** STATED PROBLEM **
Keep only the lines where "electrical" appears.

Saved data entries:

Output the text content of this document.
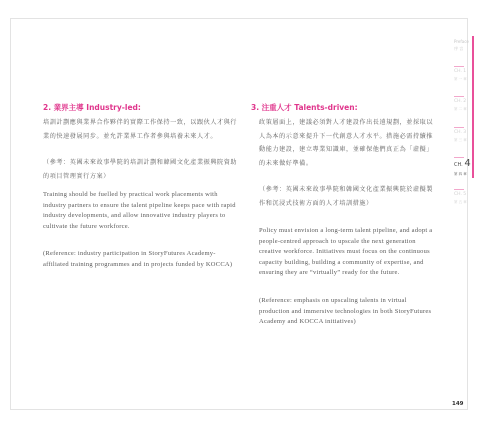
2. 業界主導 Industry-led:

培訓計劃應與業界合作夥伴的實際工作保持一致，以跟伙人才與行業的快速發展同步。並允許業界工作者參與培養未來人才。

（參考：英國未來故事學院的培訓計劃和韓國文化產業振興院資助的項目管理實行方案）

Training should be fuelled by practical work placements with industry partners to ensure the talent pipeline keeps pace with rapid industry developments, and allow innovative industry players to cultivate the future workforce.

(Reference: industry participation in StoryFutures Academy-affiliated training programmes and in projects funded by KOCCA)

3. 注重人才 Talents-driven:

政策層面上，建議必須對人才建設作出長遠規劃，並採取以人為本的示意來提升下一代創意人才水平。措施必需持續推動能力建設，建立專業知識庫，並確保他們真正為「虛擬」的未來做好準備。

（參考：英國未來故事學院和韓國文化產業振興院於虛擬製作和沉浸式技術方面的人才培訓措施）

Policy must envision a long-term talent pipeline, and adopt a people-centred approach to upscale the next generation creative workforce. Initiatives must focus on the continuous capacity building, building a community of expertise, and ensuring they are “virtually” ready for the future.

(Reference: emphasis on upscaling talents in virtual production and immersive technologies in both StoryFutures Academy and KOCCA initiatives)

Preface
序 言
CH. 1
第 一 章
CH. 2
第 二 章
CH. 3
第 三 章
CH. 4
第 四 章
CH. 5
第 五 章
149
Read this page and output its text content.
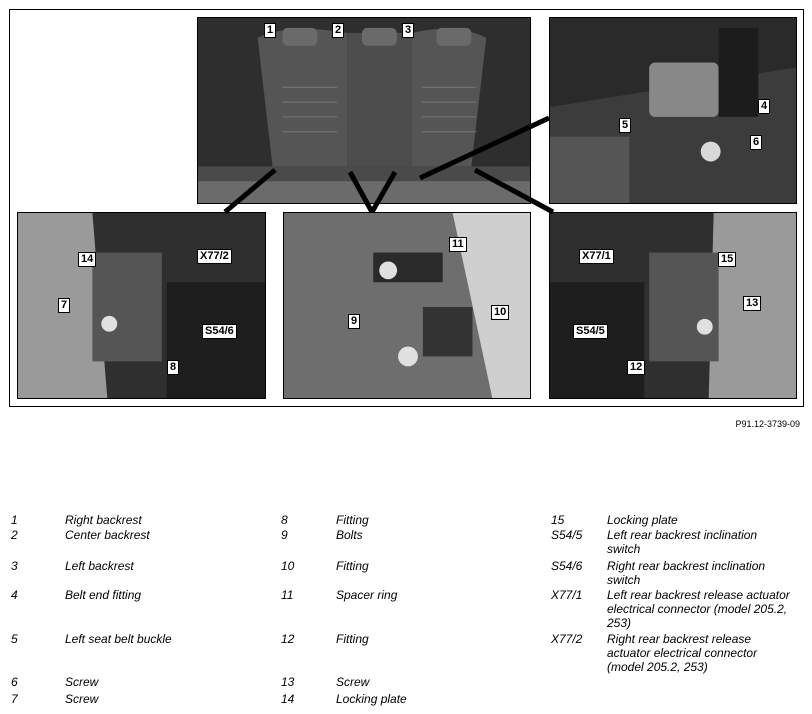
1	2	3
4
5
6
X77/2
14
7
S54/6
8
11
10
9
X77/1	15
13
S54/5
12
P91.12-3739-09
1	Right backrest
2	Center backrest
3	Left backrest
4	Belt end fitting
5	Left seat belt buckle
6	Screw
7	Screw
8	Fitting
9	Bolts
10	Fitting
11	Spacer ring
12	Fitting
13	Screw
14	Locking plate
15	Locking plate
S54/5 Left rear backrest inclination switch
S54/6 Right rear backrest inclination switch
X77/1 Left rear backrest release actuator electrical connector (model 205.2, 253)
X77/2 Right rear backrest release actuator electrical connector (model 205.2, 253)
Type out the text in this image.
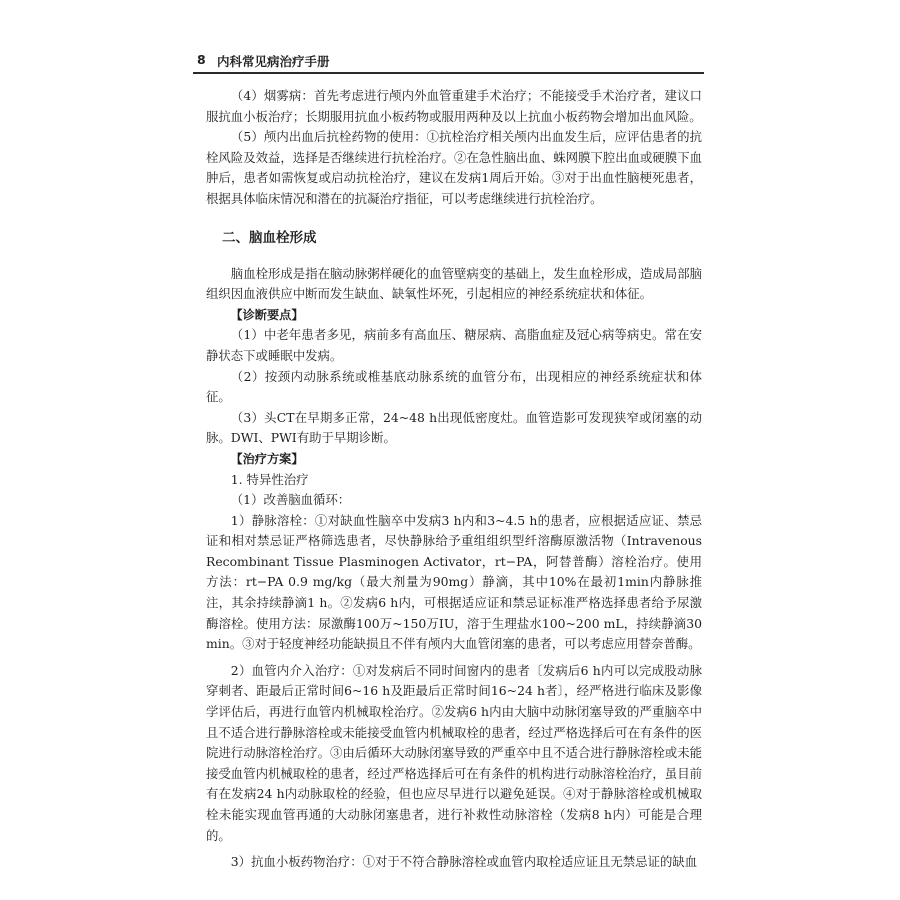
8 内科常见病治疗手册

（4）烟雾病：首先考虑进行颅内外血管重建手术治疗；不能接受手术治疗者，建议口服抗血小板治疗；长期服用抗血小板药物或服用两种及以上抗血小板药物会增加出血风险。

（5）颅内出血后抗栓药物的使用：①抗栓治疗相关颅内出血发生后，应评估患者的抗栓风险及效益，选择是否继续进行抗栓治疗。②在急性脑出血、蛛网膜下腔出血或硬膜下血肿后，患者如需恢复或启动抗栓治疗，建议在发病1周后开始。③对于出血性脑梗死患者，根据具体临床情况和潜在的抗凝治疗指征，可以考虑继续进行抗栓治疗。

二、脑血栓形成

脑血栓形成是指在脑动脉粥样硬化的血管壁病变的基础上，发生血栓形成，造成局部脑组织因血液供应中断而发生缺血、缺氧性坏死，引起相应的神经系统症状和体征。

【诊断要点】

（1）中老年患者多见，病前多有高血压、糖尿病、高脂血症及冠心病等病史。常在安静状态下或睡眠中发病。

（2）按颈内动脉系统或椎基底动脉系统的血管分布，出现相应的神经系统症状和体征。

（3）头CT在早期多正常，24~48 h出现低密度灶。血管造影可发现狭窄或闭塞的动脉。DWI、PWI有助于早期诊断。

【治疗方案】

1. 特异性治疗

（1）改善脑血循环：

1）静脉溶栓：①对缺血性脑卒中发病3 h内和3~4.5 h的患者，应根据适应证、禁忌证和相对禁忌证严格筛选患者，尽快静脉给予重组组织型纤溶酶原激活物（Intravenous Recombinant Tissue Plasminogen Activator，rt−PA，阿替普酶）溶栓治疗。使用方法：rt−PA 0.9 mg/kg（最大剂量为90mg）静滴，其中10%在最初1min内静脉推注，其余持续静滴1 h。②发病6 h内，可根据适应证和禁忌证标准严格选择患者给予尿激酶溶栓。使用方法：尿激酶100万~150万IU，溶于生理盐水100~200 mL，持续静滴30 min。③对于轻度神经功能缺损且不伴有颅内大血管闭塞的患者，可以考虑应用替奈普酶。

2）血管内介入治疗：①对发病后不同时间窗内的患者〔发病后6 h内可以完成股动脉穿刺者、距最后正常时间6~16 h及距最后正常时间16~24 h者〕，经严格进行临床及影像学评估后，再进行血管内机械取栓治疗。②发病6 h内由大脑中动脉闭塞导致的严重脑卒中且不适合进行静脉溶栓或未能接受血管内机械取栓的患者，经过严格选择后可在有条件的医院进行动脉溶栓治疗。③由后循环大动脉闭塞导致的严重卒中且不适合进行静脉溶栓或未能接受血管内机械取栓的患者，经过严格选择后可在有条件的机构进行动脉溶栓治疗，虽目前有在发病24 h内动脉取栓的经验，但也应尽早进行以避免延误。④对于静脉溶栓或机械取栓未能实现血管再通的大动脉闭塞患者，进行补救性动脉溶栓（发病8 h内）可能是合理的。

3）抗血小板药物治疗：①对于不符合静脉溶栓或血管内取栓适应证且无禁忌证的缺血
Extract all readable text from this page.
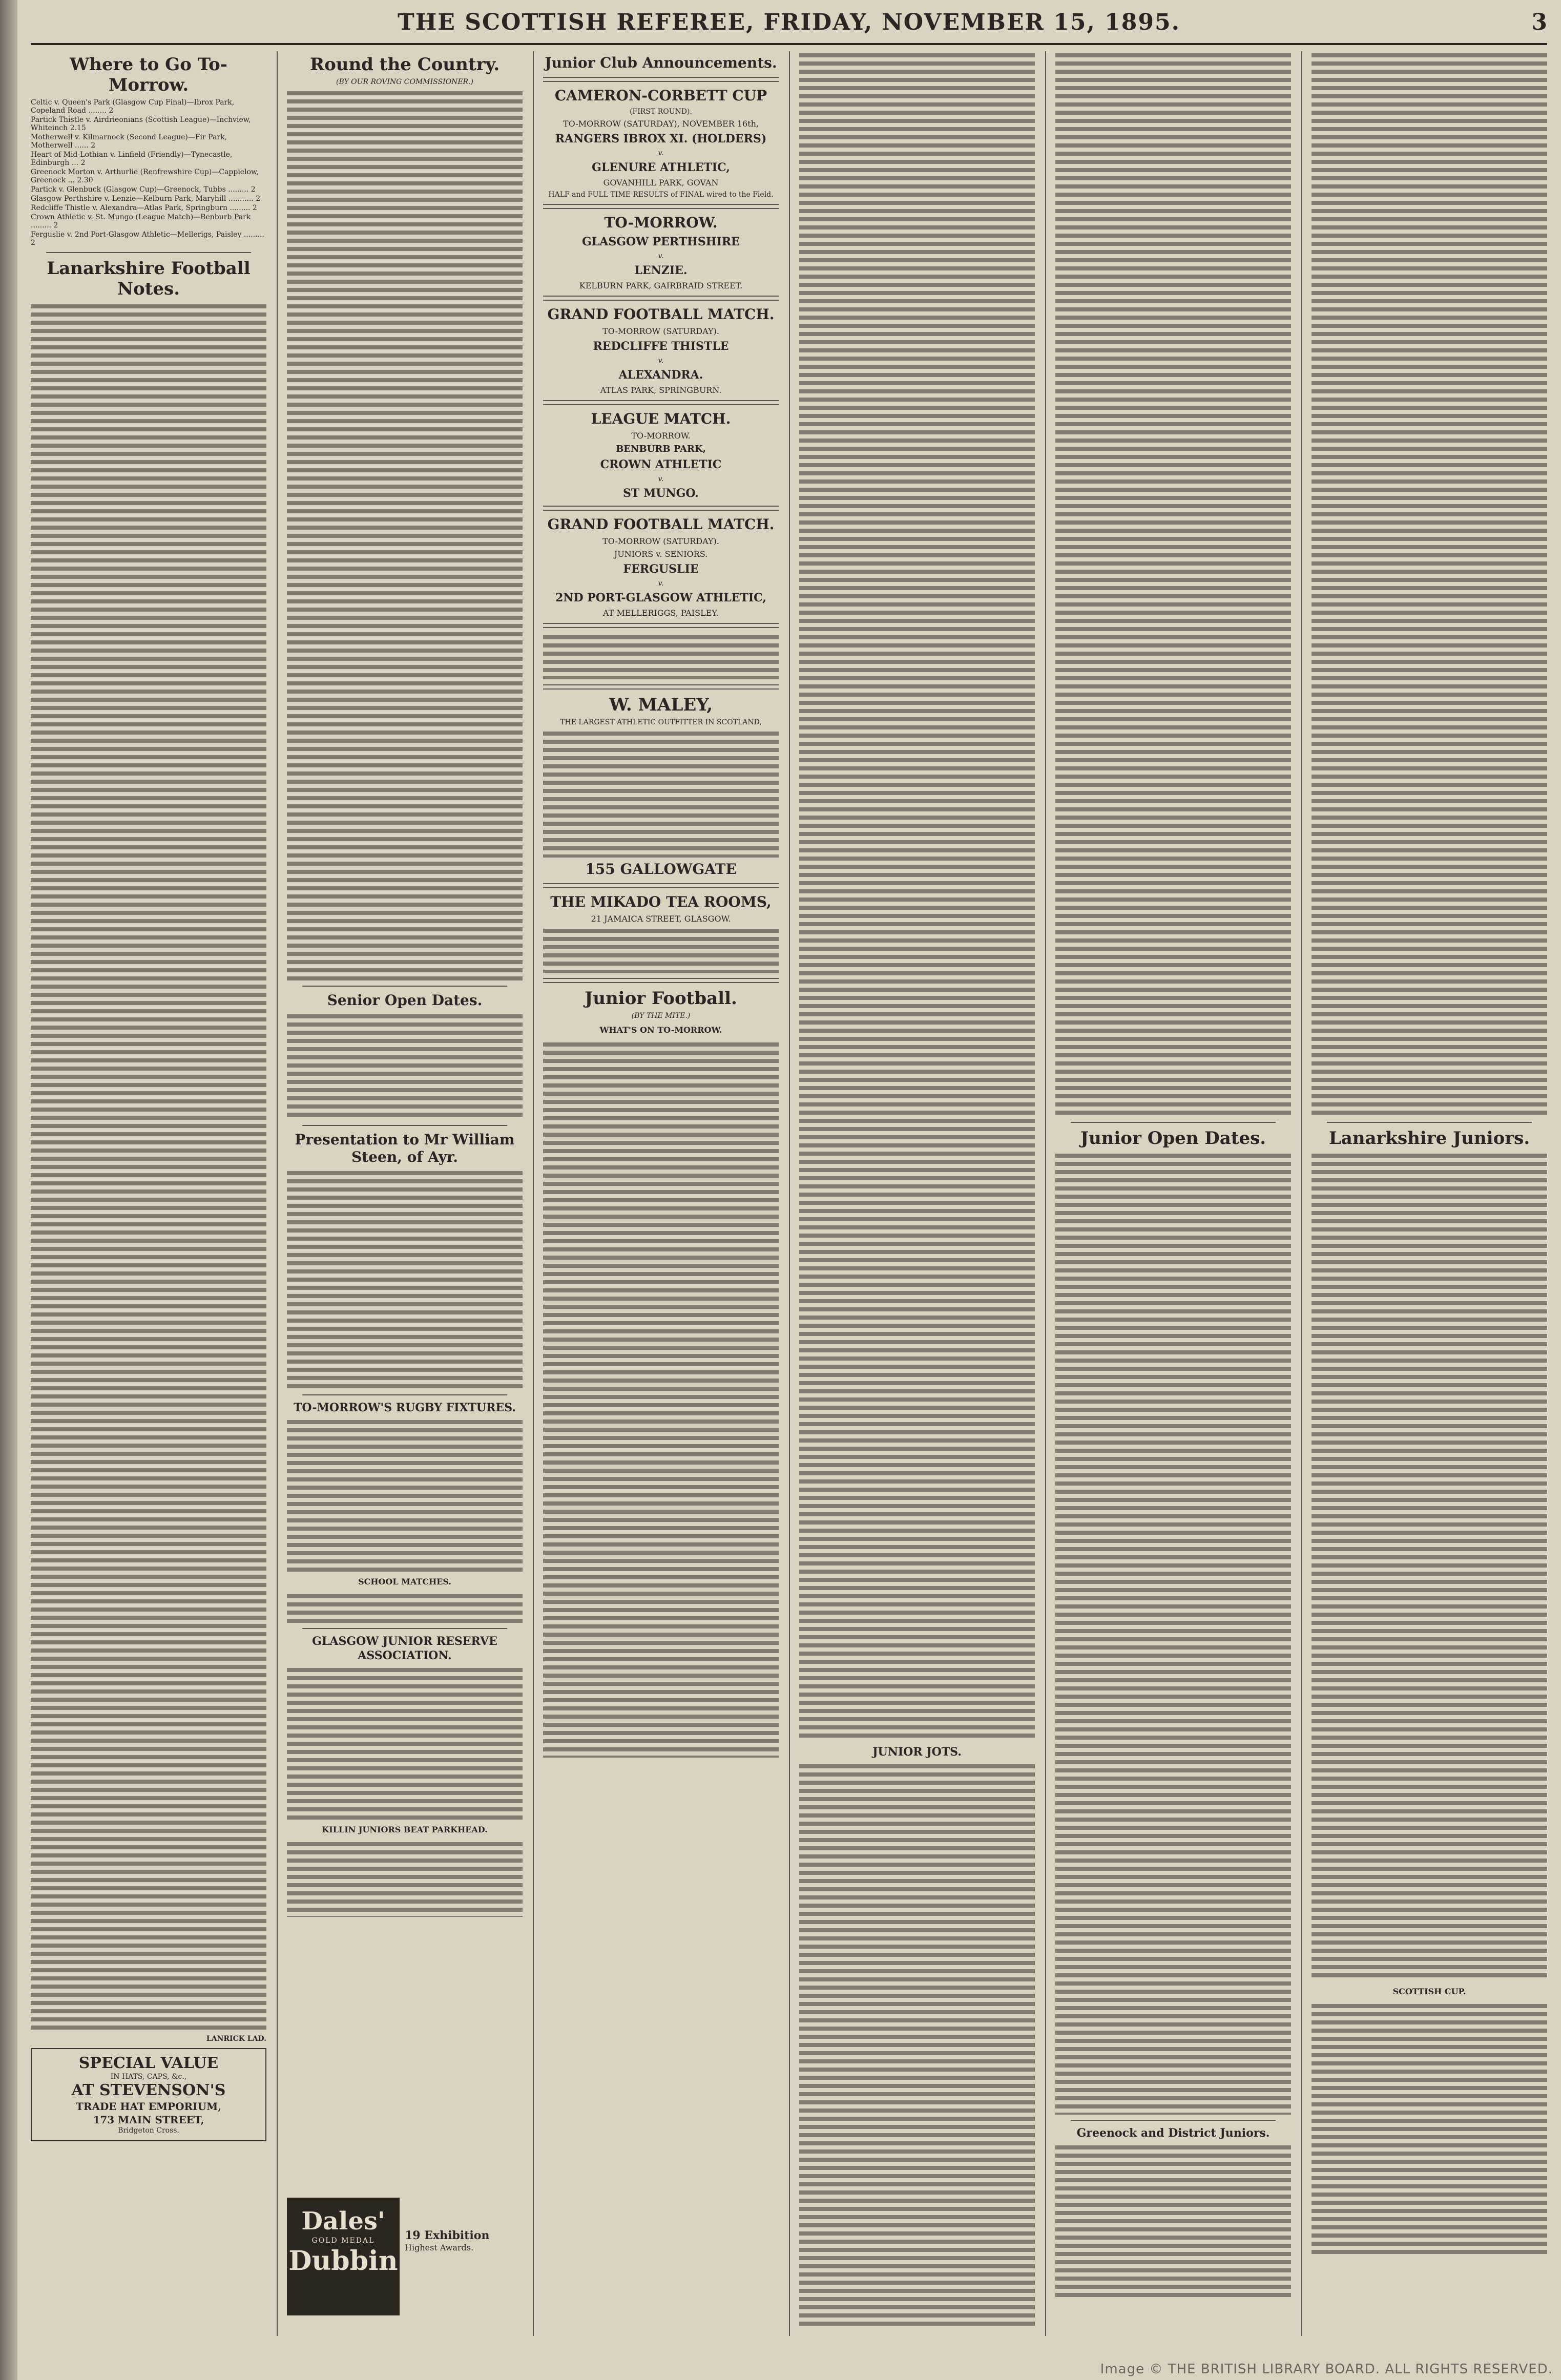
THE SCOTTISH REFEREE, FRIDAY, NOVEMBER 15, 1895.	3
Where to Go To-Morrow.
Celtic v. Queen's Park (Glasgow Cup Final)—Ibrox Park, Copeland Road ........ 2
Partick Thistle v. Airdrieonians (Scottish League)—Inchview, Whiteinch 2.15
Motherwell v. Kilmarnock (Second League)—Fir Park, Motherwell ...... 2
Heart of Mid-Lothian v. Linfield (Friendly)—Tynecastle, Edinburgh ... 2
Greenock Morton v. Arthurlie (Renfrewshire Cup)—Cappielow, Greenock ... 2.30
Partick v. Glenbuck (Glasgow Cup)—Greenock, Tubbs ......... 2
Glasgow Perthshire v. Lenzie—Kelburn Park, Maryhill ........... 2
Redcliffe Thistle v. Alexandra—Atlas Park, Springburn ......... 2
Crown Athletic v. St. Mungo (League Match)—Benburb Park ......... 2
Ferguslie v. 2nd Port-Glasgow Athletic—Mellerigs, Paisley ......... 2
Lanarkshire Football Notes.
LANRICK LAD.
SPECIAL VALUE
IN HATS, CAPS, &c.,
AT STEVENSON'S
TRADE HAT EMPORIUM,
173 MAIN STREET,
Bridgeton Cross.
Round the Country.
(BY OUR ROVING COMMISSIONER.)
Senior Open Dates.
Presentation to Mr William Steen, of Ayr.
TO-MORROW'S RUGBY FIXTURES.
SCHOOL MATCHES.
GLASGOW JUNIOR RESERVE ASSOCIATION.
KILLIN JUNIORS BEAT PARKHEAD.
Dales'
GOLD MEDAL
Dubbin
19 Exhibition
Highest Awards.
Junior Club Announcements.
CAMERON-CORBETT CUP
(FIRST ROUND).
TO-MORROW (SATURDAY), NOVEMBER 16th,
RANGERS IBROX XI. (HOLDERS)
v.
GLENURE ATHLETIC,
GOVANHILL PARK, GOVAN
HALF and FULL TIME RESULTS of FINAL wired to the Field.
TO-MORROW.
GLASGOW PERTHSHIRE
v.
LENZIE.
KELBURN PARK, GAIRBRAID STREET.
GRAND FOOTBALL MATCH.
TO-MORROW (SATURDAY).
REDCLIFFE THISTLE
v.
ALEXANDRA.
ATLAS PARK, SPRINGBURN.
LEAGUE MATCH.
TO-MORROW.
BENBURB PARK,
CROWN ATHLETIC
v.
ST MUNGO.
GRAND FOOTBALL MATCH.
TO-MORROW (SATURDAY).
JUNIORS v. SENIORS.
FERGUSLIE
v.
2ND PORT-GLASGOW ATHLETIC,
AT MELLERIGGS, PAISLEY.
W. MALEY,
THE LARGEST ATHLETIC OUTFITTER IN SCOTLAND,
155 GALLOWGATE
THE MIKADO TEA ROOMS,
21 JAMAICA STREET, GLASGOW.
Junior Football.
(BY THE MITE.)
WHAT'S ON TO-MORROW.
JUNIOR JOTS.
Junior Open Dates.
Greenock and District Juniors.
Lanarkshire Juniors.
SCOTTISH CUP.
Image © THE BRITISH LIBRARY BOARD. ALL RIGHTS RESERVED.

** TASK RESPONSE **
X77/1 Left rear backrest release actuator electrical connector (model 205.2, 253)
X77/2 Right rear backrest release actuator electrical connector (model 205.2, 253)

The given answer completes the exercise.